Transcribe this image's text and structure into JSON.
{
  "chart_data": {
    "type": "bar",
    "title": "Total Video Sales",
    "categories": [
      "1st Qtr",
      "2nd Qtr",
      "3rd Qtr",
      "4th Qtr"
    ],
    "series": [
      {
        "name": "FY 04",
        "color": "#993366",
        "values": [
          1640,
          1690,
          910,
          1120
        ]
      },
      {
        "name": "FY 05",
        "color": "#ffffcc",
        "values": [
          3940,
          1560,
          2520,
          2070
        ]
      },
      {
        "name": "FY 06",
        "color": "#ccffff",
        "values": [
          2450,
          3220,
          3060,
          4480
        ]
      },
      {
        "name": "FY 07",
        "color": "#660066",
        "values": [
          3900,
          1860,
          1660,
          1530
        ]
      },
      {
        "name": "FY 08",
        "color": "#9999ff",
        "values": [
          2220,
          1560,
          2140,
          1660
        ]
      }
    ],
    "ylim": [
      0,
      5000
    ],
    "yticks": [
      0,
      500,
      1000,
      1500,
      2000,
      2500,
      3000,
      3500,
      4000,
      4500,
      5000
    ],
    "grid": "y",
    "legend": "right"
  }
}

....................

## [YOUR GOAL]
What is the number of lines in the listing above that contain the string "name"? Give only the number.

## [PROBLEM SOLUTION]
5